═════ DATA ROWS ═════

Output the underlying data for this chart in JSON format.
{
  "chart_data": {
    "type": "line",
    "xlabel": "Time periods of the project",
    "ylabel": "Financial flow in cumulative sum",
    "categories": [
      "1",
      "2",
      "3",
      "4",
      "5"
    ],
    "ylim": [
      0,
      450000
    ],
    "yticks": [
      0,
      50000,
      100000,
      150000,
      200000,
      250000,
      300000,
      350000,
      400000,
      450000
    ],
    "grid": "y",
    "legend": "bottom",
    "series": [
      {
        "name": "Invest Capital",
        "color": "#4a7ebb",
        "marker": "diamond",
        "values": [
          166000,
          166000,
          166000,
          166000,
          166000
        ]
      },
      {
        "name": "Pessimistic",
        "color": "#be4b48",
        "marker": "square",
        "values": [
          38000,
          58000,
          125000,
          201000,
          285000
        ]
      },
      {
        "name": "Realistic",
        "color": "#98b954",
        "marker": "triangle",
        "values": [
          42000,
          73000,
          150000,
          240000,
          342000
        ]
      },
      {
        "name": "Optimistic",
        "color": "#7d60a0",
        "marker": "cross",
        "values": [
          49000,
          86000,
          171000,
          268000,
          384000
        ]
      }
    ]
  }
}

═════

• _WHAT IS BEING ASKED_
Identify the lines in the entries that hold "marker" and return each one.

• _ANSWER TO THIS PROBLEM_
        "marker": "diamond",
        "marker": "square",
        "marker": "triangle",
        "marker": "cross",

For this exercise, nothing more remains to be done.